## What is asked
State how many lines contain "this", and write nothing except that count.

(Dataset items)
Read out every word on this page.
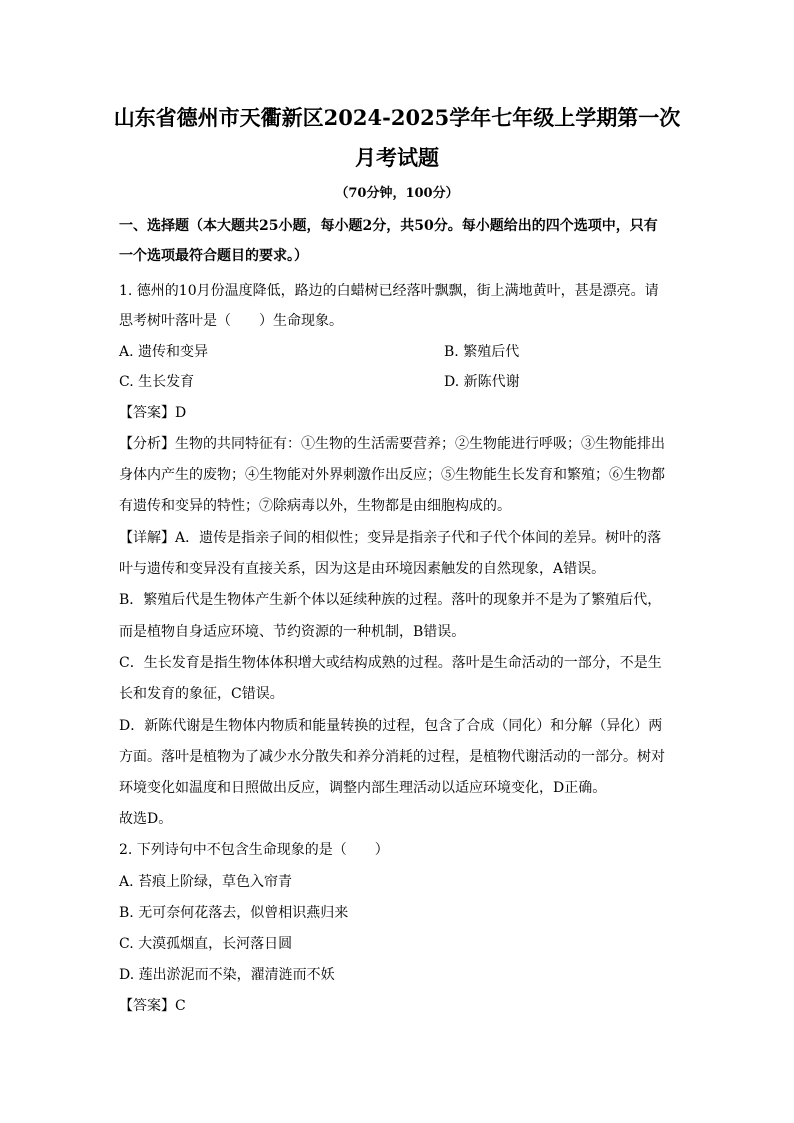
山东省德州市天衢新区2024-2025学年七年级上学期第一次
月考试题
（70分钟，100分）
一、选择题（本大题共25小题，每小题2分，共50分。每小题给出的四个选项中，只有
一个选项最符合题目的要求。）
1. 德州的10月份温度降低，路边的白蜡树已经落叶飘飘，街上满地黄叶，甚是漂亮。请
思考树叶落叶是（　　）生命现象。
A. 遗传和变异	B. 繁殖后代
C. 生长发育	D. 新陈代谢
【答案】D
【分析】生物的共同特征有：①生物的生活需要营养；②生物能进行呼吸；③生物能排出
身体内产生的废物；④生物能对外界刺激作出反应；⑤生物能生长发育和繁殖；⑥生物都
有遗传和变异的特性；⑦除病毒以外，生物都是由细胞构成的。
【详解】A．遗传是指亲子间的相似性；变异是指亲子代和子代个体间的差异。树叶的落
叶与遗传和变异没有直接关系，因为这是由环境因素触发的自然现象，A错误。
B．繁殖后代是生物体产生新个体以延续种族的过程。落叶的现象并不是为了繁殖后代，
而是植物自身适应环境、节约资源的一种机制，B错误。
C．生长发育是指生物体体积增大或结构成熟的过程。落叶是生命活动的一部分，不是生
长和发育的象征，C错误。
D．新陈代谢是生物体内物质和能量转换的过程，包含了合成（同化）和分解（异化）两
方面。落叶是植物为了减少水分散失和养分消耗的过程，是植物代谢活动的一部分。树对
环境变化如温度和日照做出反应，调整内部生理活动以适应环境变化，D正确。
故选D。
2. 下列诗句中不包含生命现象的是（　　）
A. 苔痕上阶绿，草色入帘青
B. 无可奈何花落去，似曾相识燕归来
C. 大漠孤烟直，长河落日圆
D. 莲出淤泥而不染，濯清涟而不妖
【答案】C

...

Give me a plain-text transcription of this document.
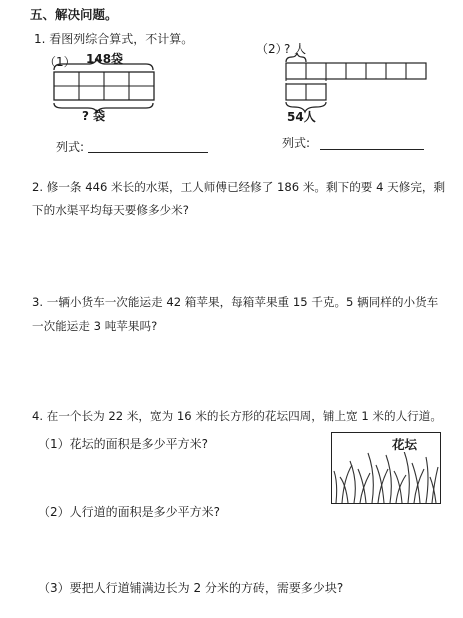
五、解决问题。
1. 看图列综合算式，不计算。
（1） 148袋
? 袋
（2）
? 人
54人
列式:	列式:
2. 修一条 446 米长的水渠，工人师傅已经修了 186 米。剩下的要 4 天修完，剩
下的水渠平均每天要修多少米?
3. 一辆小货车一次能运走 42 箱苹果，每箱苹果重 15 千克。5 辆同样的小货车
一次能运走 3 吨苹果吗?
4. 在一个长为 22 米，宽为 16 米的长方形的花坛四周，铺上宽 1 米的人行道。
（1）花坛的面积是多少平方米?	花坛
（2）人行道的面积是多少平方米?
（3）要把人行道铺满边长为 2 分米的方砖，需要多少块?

* * *

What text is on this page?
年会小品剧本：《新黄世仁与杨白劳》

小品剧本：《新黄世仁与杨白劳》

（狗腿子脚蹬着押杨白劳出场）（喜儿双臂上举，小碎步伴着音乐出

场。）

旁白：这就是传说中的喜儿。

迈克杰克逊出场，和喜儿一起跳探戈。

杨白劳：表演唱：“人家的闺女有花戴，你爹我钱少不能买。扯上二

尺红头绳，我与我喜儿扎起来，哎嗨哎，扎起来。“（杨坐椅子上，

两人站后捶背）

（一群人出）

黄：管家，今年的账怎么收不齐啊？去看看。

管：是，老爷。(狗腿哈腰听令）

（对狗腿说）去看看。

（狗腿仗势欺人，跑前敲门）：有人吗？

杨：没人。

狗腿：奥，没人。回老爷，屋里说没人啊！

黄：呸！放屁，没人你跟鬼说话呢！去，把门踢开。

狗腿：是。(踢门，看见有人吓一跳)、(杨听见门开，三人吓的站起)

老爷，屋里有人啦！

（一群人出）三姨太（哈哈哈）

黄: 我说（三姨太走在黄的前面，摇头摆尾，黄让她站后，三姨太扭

## Output below
3